Exercise details:
Go through the data below. Pull out every line that has the word "name".

====

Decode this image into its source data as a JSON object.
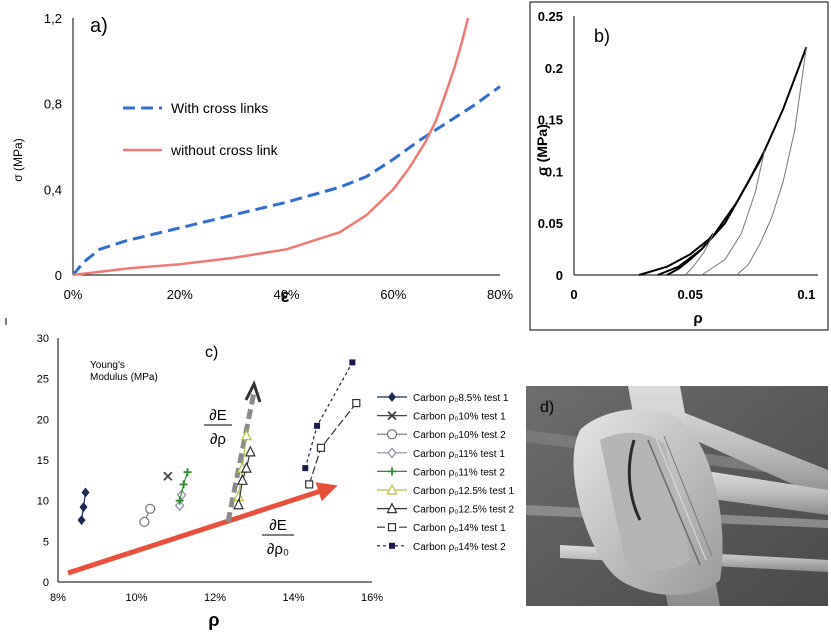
{
  "chart_data": [
    {
      "panel": "a)",
      "type": "line",
      "ylabel": "σ (MPa)",
      "xlabel": "ε",
      "xlim": [
        0,
        80
      ],
      "ylim": [
        0,
        1.2
      ],
      "x_ticks": [
        "0%",
        "20%",
        "40%",
        "60%",
        "80%"
      ],
      "y_ticks": [
        "0",
        "0,4",
        "0,8",
        "1,2"
      ],
      "legend_position": "center-left",
      "series": [
        {
          "name": "With cross links",
          "color": "#2f6fd0",
          "dash": true,
          "x": [
            0,
            2,
            5,
            10,
            20,
            30,
            40,
            50,
            55,
            60,
            65,
            70,
            75,
            80
          ],
          "y": [
            0,
            0.06,
            0.12,
            0.16,
            0.22,
            0.28,
            0.34,
            0.41,
            0.46,
            0.54,
            0.63,
            0.71,
            0.79,
            0.88
          ]
        },
        {
          "name": "without cross link",
          "color": "#f07a72",
          "dash": false,
          "x": [
            0,
            10,
            20,
            30,
            40,
            50,
            55,
            60,
            63,
            66,
            68,
            70,
            71.5,
            73,
            74
          ],
          "y": [
            0,
            0.03,
            0.05,
            0.08,
            0.12,
            0.2,
            0.28,
            0.4,
            0.5,
            0.62,
            0.72,
            0.86,
            0.97,
            1.1,
            1.2
          ]
        }
      ]
    },
    {
      "panel": "b)",
      "type": "line",
      "ylabel": "σ (MPa)",
      "xlabel": "ρ",
      "xlim": [
        0,
        0.105
      ],
      "ylim": [
        0,
        0.25
      ],
      "x_ticks": [
        "0",
        "0.05",
        "0.1"
      ],
      "y_ticks": [
        "0",
        "0.05",
        "0.1",
        "0.15",
        "0.2",
        "0.25"
      ],
      "series": [
        {
          "color": "#000000",
          "width": 2,
          "x": [
            0.028,
            0.04,
            0.05,
            0.06,
            0.07,
            0.08,
            0.09,
            0.1
          ],
          "y": [
            0,
            0.008,
            0.02,
            0.038,
            0.07,
            0.11,
            0.16,
            0.22
          ]
        },
        {
          "color": "#777777",
          "width": 1,
          "x": [
            0.07,
            0.075,
            0.08,
            0.085,
            0.09,
            0.095,
            0.1
          ],
          "y": [
            0,
            0.01,
            0.03,
            0.055,
            0.09,
            0.14,
            0.22
          ]
        },
        {
          "color": "#000000",
          "width": 2,
          "x": [
            0.036,
            0.045,
            0.055,
            0.065,
            0.075,
            0.082
          ],
          "y": [
            0,
            0.008,
            0.025,
            0.05,
            0.09,
            0.12
          ]
        },
        {
          "color": "#777777",
          "width": 1,
          "x": [
            0.055,
            0.065,
            0.072,
            0.078,
            0.082
          ],
          "y": [
            0,
            0.015,
            0.04,
            0.08,
            0.12
          ]
        },
        {
          "color": "#000000",
          "width": 2,
          "x": [
            0.04,
            0.045,
            0.05,
            0.055,
            0.06
          ],
          "y": [
            0,
            0.006,
            0.015,
            0.025,
            0.04
          ]
        },
        {
          "color": "#777777",
          "width": 1,
          "x": [
            0.048,
            0.052,
            0.056,
            0.06
          ],
          "y": [
            0,
            0.01,
            0.022,
            0.04
          ]
        }
      ]
    },
    {
      "panel": "c)",
      "type": "scatter",
      "title": "Young's Modulus (MPa)",
      "xlabel": "ρ",
      "xlim": [
        8,
        16
      ],
      "ylim": [
        0,
        30
      ],
      "x_ticks": [
        "8%",
        "10%",
        "12%",
        "14%",
        "16%"
      ],
      "y_ticks": [
        "0",
        "5",
        "10",
        "15",
        "20",
        "25",
        "30"
      ],
      "annotation_de_drho": [
        "∂E",
        "∂ρ"
      ],
      "annotation_de_drho0": [
        "∂E",
        "∂ρ₀"
      ],
      "series": [
        {
          "name": "Carbon ρ₀8.5% test 1",
          "marker": "diamond-filled",
          "color": "#1c2b55",
          "x": [
            8.6,
            8.65,
            8.7
          ],
          "y": [
            7.6,
            9.2,
            11.0
          ]
        },
        {
          "name": "Carbon ρ₀10% test 1",
          "marker": "x",
          "color": "#444444",
          "x": [
            10.8
          ],
          "y": [
            13.0
          ]
        },
        {
          "name": "Carbon ρ₀10% test 2",
          "marker": "circle-open",
          "color": "#6a7a6a",
          "x": [
            10.2,
            10.35
          ],
          "y": [
            7.4,
            9.0
          ]
        },
        {
          "name": "Carbon ρ₀11% test 1",
          "marker": "diamond-open",
          "color": "#8a8aa0",
          "x": [
            11.1,
            11.15
          ],
          "y": [
            9.4,
            10.7
          ]
        },
        {
          "name": "Carbon ρ₀11% test 2",
          "marker": "plus",
          "color": "#2e8b2e",
          "x": [
            11.1,
            11.2,
            11.3
          ],
          "y": [
            10.0,
            12.0,
            13.5
          ]
        },
        {
          "name": "Carbon ρ₀12.5% test 1",
          "marker": "triangle-open",
          "color": "#b7c23a",
          "x": [
            12.6,
            12.7,
            12.8
          ],
          "y": [
            10.5,
            14.0,
            18.0
          ]
        },
        {
          "name": "Carbon ρ₀12.5% test 2",
          "marker": "triangle-open",
          "color": "#333333",
          "x": [
            12.6,
            12.7,
            12.8,
            12.9
          ],
          "y": [
            9.5,
            12.5,
            14.0,
            16.0
          ]
        },
        {
          "name": "Carbon ρ₀14% test 1",
          "marker": "square-open",
          "color": "#333333",
          "x": [
            14.4,
            14.7,
            15.6
          ],
          "y": [
            12.0,
            16.5,
            22.0
          ]
        },
        {
          "name": "Carbon ρ₀14% test 2",
          "marker": "square-filled",
          "color": "#1a1a50",
          "x": [
            14.3,
            14.6,
            15.5
          ],
          "y": [
            14.0,
            19.2,
            27.0
          ]
        }
      ]
    }
  ],
  "panel_d": {
    "label": "d)"
  }
}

====

Result:
          "name": "With cross links",
          "name": "without cross link",
          "name": "Carbon ρ₀8.5% test 1",
          "name": "Carbon ρ₀10% test 1",
          "name": "Carbon ρ₀10% test 2",
          "name": "Carbon ρ₀11% test 1",
          "name": "Carbon ρ₀11% test 2",
          "name": "Carbon ρ₀12.5% test 1",
          "name": "Carbon ρ₀12.5% test 2",
          "name": "Carbon ρ₀14% test 1",
          "name": "Carbon ρ₀14% test 2",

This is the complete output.